Il Ritratto di Giulio II è un dipinto a olio su tavola (108,7x80 cm) commissionato da Papa Giulio II a Raffaello, databile al 1511. È conservato nella National Gallery di Londra. Ne esistono una seconda versione su tela (107x80 cm), del 1512, conservata negli Uffizi di Firenze, e una terza, sempre su tavola, attribuita a Raffaello e alla sua bottega (106,5x78,5), databile tra il 1511 e il 1512 ed esposta allo Städel di Francoforte.

Storia[modifica | modifica wikitesto]

Vasari (1568) e Lomazzo descrissero un ritratto ad opera di Raffaello nella basilica di Santa Maria del Popolo a Roma. Fu acquistato in cambio di elemosine dal cardinal Sfondrati, assieme alla Madonna del Velo, nella stessa sede. L'opera, passata nella collezione Borghese nel 1608, era stata in seguito venduta all'imperatore Rodolfo II e da allora se ne erano perse le tracce.

ESERCIZIO PROPOSTO A: Stampa la parte del brano sul ritratto di Giulio II che comincia con le parole "Il Ritratto di" e si chiude dopo le parole "perse le tracce.".
ESERCIZIO PROPOSTO B: Traduci in inglese questa frase del brano sul ritratto di Giulio II: "L'opera, passata nella collezione Borghese nel 1608, era stata in seguito venduta all'imperatore Rodolfo II e da allora se ne erano perse le tracce."

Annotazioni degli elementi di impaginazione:
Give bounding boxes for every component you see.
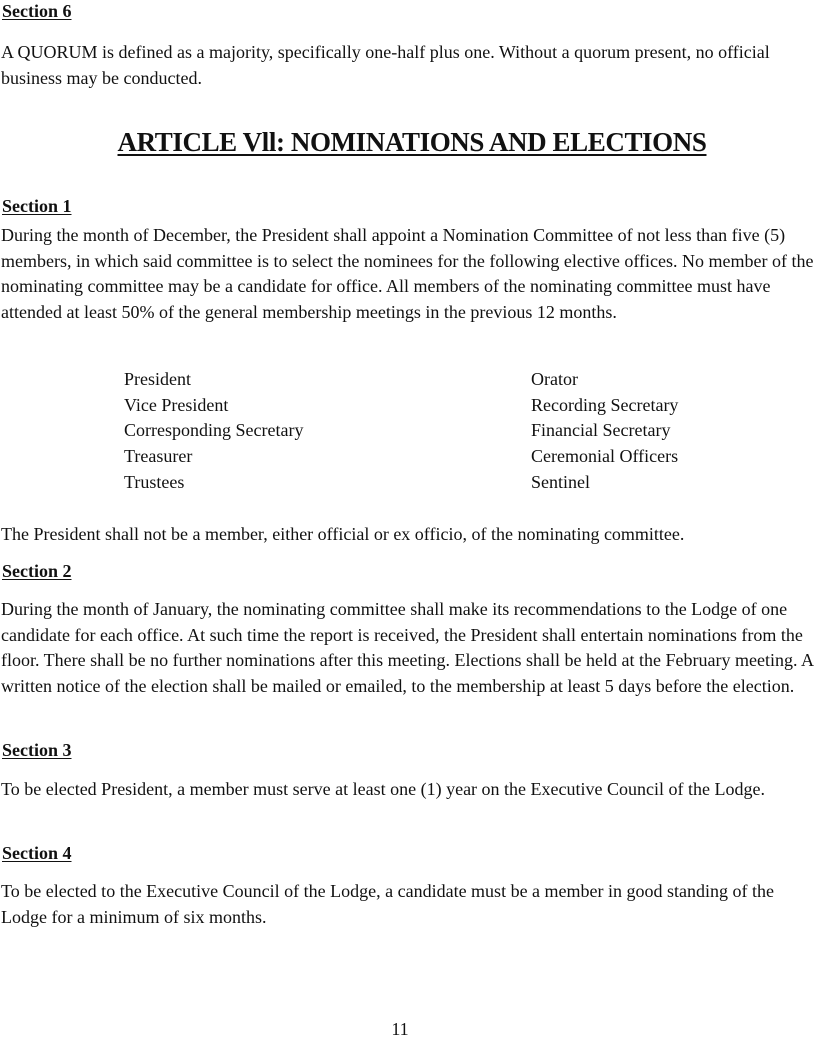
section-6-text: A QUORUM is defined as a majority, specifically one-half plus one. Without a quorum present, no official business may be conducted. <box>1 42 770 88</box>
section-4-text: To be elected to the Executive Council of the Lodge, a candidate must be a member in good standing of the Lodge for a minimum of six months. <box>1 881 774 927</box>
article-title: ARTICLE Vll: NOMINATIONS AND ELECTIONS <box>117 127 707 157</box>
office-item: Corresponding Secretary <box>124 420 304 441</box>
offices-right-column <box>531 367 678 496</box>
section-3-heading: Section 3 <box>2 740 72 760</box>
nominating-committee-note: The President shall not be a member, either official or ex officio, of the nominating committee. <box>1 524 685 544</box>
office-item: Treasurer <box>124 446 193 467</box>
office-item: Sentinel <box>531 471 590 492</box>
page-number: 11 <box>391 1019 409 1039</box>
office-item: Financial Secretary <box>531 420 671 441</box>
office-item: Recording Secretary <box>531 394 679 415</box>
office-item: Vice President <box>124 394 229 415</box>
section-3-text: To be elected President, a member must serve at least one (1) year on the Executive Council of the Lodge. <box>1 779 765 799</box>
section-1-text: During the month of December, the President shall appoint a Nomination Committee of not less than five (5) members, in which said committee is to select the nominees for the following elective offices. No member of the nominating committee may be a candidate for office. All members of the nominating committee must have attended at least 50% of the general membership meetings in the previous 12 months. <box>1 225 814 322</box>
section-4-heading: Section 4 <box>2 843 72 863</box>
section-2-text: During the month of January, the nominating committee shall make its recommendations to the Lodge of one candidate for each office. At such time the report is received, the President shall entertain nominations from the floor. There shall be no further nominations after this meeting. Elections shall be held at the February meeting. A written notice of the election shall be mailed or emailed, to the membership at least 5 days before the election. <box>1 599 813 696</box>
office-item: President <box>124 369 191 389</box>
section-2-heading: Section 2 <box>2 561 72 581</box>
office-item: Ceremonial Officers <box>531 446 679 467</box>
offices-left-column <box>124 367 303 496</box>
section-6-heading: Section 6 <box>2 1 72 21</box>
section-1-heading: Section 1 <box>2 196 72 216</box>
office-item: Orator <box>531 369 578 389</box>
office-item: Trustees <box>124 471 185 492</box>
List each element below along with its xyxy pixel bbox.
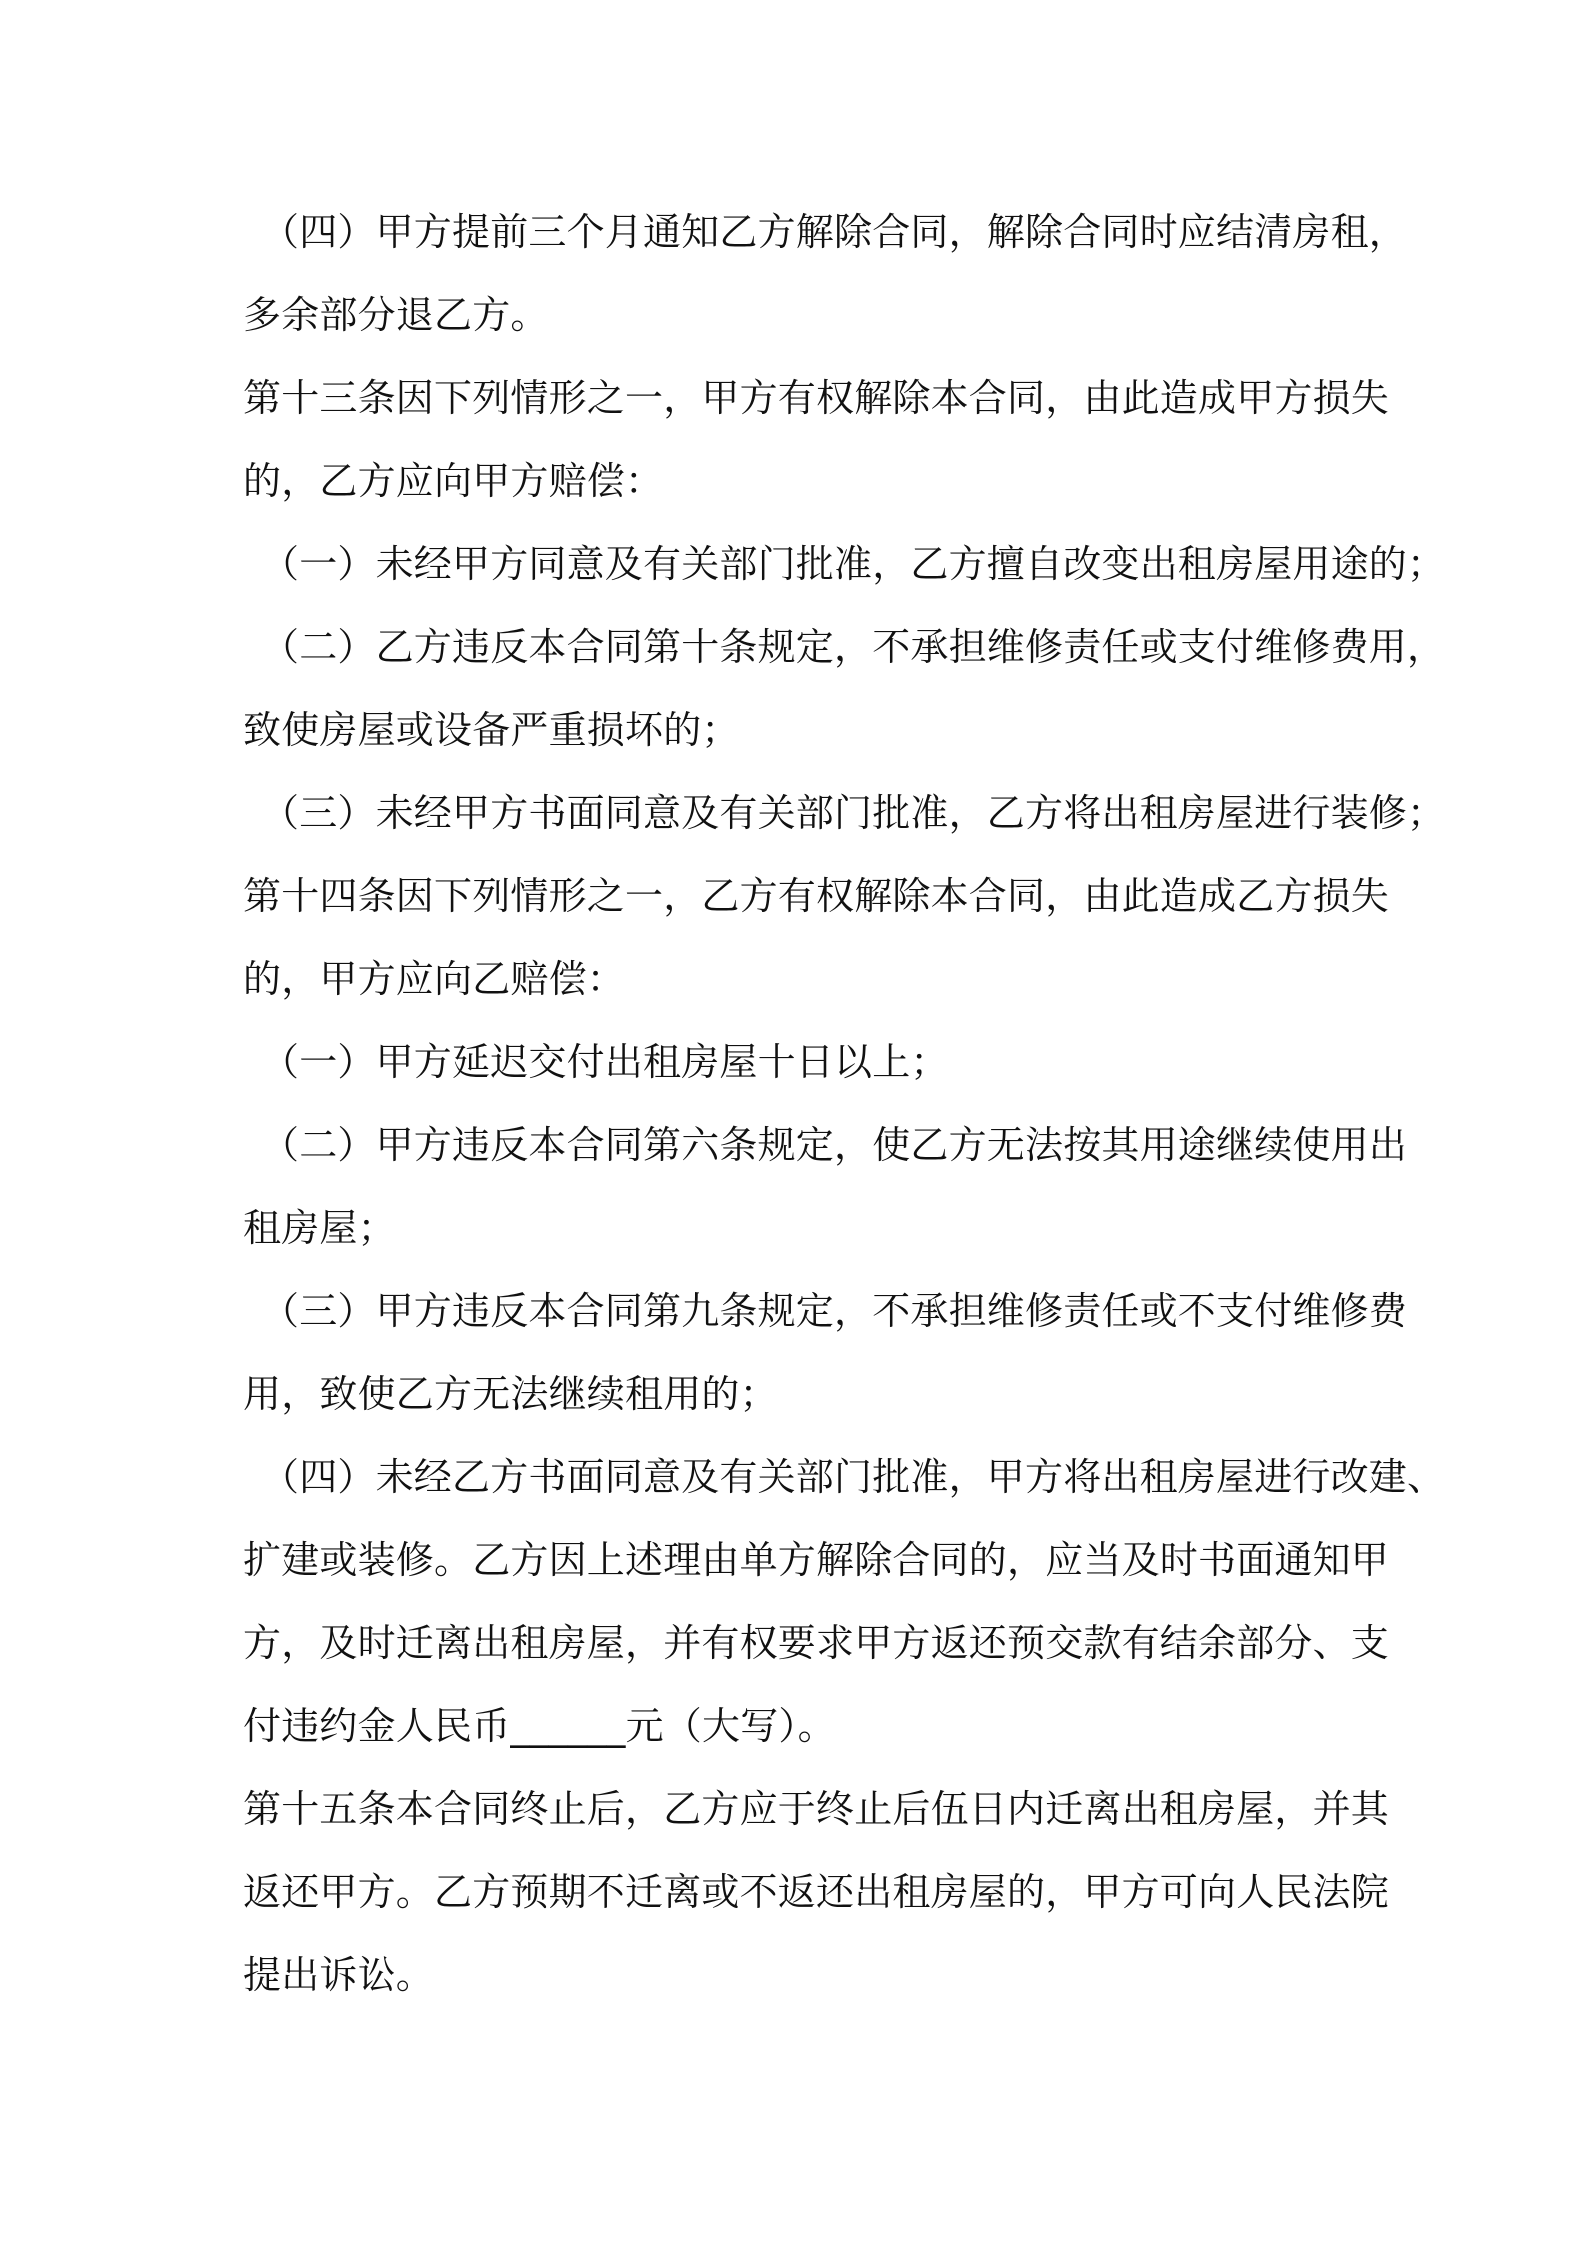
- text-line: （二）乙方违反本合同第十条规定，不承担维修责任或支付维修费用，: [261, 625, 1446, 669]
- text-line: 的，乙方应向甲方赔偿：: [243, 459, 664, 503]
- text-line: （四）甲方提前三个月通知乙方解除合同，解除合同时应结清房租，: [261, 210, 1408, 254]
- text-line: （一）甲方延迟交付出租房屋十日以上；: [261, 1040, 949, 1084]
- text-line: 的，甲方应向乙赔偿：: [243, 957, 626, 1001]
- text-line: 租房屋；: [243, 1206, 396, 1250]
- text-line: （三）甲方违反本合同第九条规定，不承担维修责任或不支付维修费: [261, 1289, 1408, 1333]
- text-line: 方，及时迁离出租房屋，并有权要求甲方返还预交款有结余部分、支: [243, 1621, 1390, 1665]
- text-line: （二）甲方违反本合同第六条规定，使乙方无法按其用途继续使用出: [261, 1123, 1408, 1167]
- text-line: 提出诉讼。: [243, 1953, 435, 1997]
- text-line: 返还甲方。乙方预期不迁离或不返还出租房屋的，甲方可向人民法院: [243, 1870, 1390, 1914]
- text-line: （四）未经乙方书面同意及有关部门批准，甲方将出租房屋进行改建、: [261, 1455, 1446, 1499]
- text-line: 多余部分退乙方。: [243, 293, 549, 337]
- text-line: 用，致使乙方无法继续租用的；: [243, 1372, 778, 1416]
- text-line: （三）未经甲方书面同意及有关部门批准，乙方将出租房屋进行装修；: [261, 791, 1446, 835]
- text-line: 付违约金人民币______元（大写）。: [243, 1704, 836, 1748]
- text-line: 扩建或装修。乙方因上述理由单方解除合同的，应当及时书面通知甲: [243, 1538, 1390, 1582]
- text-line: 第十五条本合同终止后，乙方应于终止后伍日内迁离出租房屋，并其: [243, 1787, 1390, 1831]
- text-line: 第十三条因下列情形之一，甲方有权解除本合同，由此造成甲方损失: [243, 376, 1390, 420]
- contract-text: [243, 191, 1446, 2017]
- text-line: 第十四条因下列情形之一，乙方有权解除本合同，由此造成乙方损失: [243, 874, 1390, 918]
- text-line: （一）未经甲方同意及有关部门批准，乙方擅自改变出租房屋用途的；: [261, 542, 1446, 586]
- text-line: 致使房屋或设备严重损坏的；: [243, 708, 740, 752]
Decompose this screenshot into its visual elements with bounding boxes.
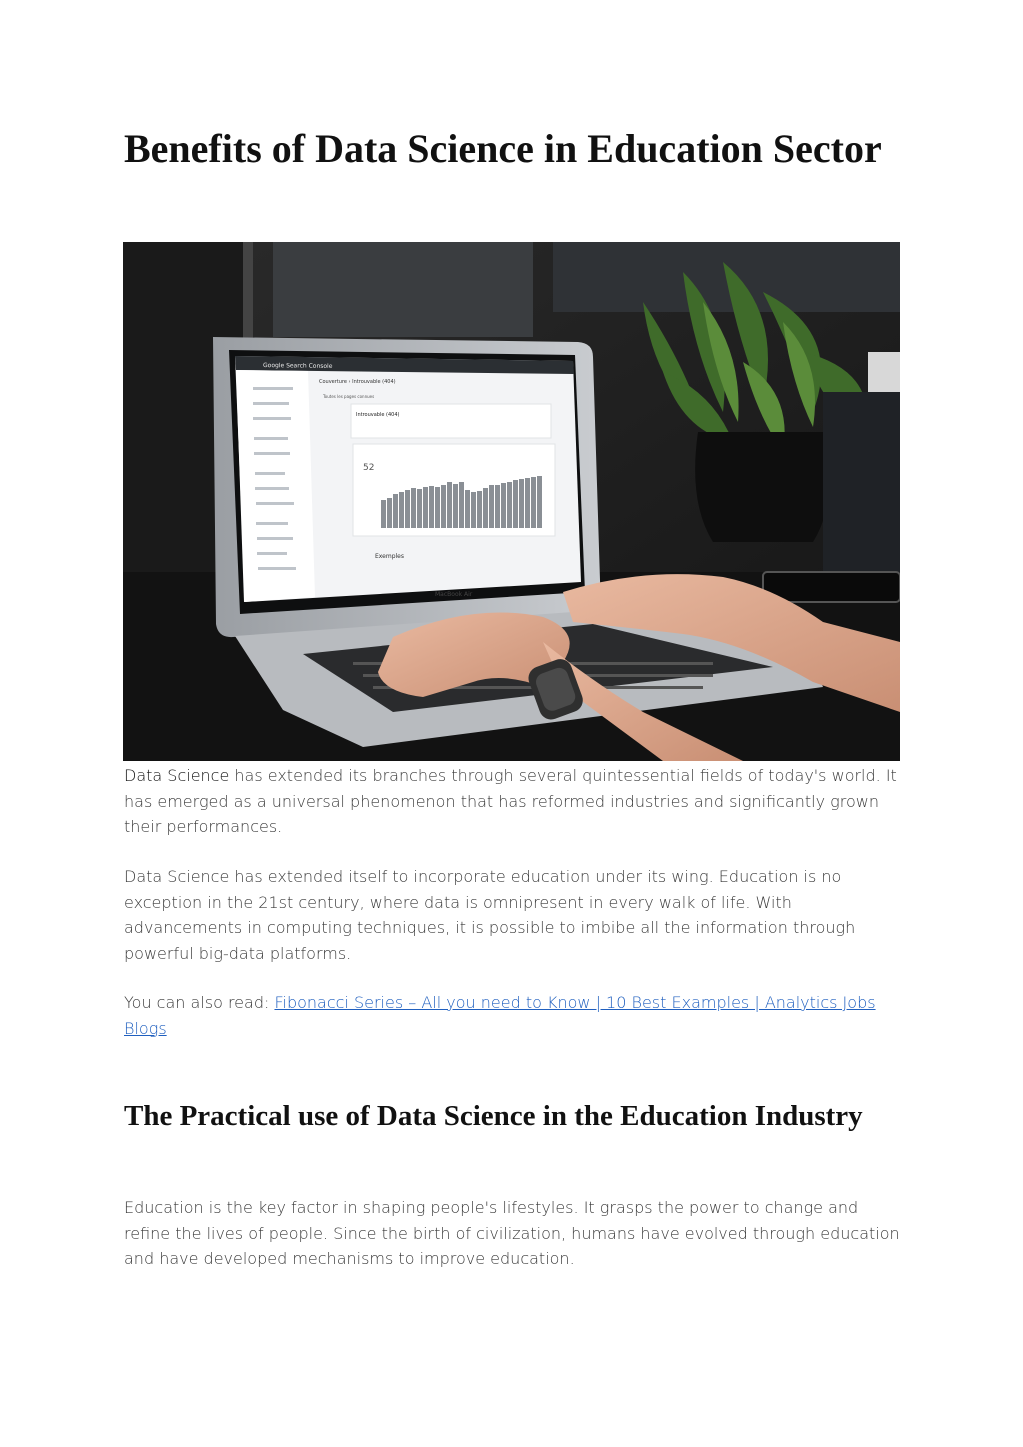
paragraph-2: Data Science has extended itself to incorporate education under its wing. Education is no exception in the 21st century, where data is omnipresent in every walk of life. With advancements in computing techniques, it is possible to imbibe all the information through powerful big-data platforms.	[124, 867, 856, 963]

SOLUZIONE ESERCIZIO A:
Il Ritratto di Giulio II è un dipinto a olio su tavola (108,7x80 cm) commissionato da Papa Giulio II a Raffaello, databile al 1511. È conservato nella National Gallery di Londra. Ne esistono una seconda versione su tela (107x80 cm), del 1512, conservata negli Uffizi di Firenze, e una terza, sempre su tavola, attribuita a Raffaello e alla sua bottega (106,5x78,5), databile tra il 1511 e il 1512 ed esposta allo Städel di Francoforte.

Storia[modifica | modifica wikitesto]

Vasari (1568) e Lomazzo descrissero un ritratto ad opera di Raffaello nella basilica di Santa Maria del Popolo a Roma. Fu acquistato in cambio di elemosine dal cardinal Sfondrati, assieme alla Madonna del Velo, nella stessa sede. L'opera, passata nella collezione Borghese nel 1608, era stata in seguito venduta all'imperatore Rodolfo II e da allora se ne erano perse le tracce.

SOLUZIONE ESERCIZIO B: The work, which passed into the Borghese collection in 1608, had later been sold to Emperor Rudolf II, and from then on all trace of it had been lost.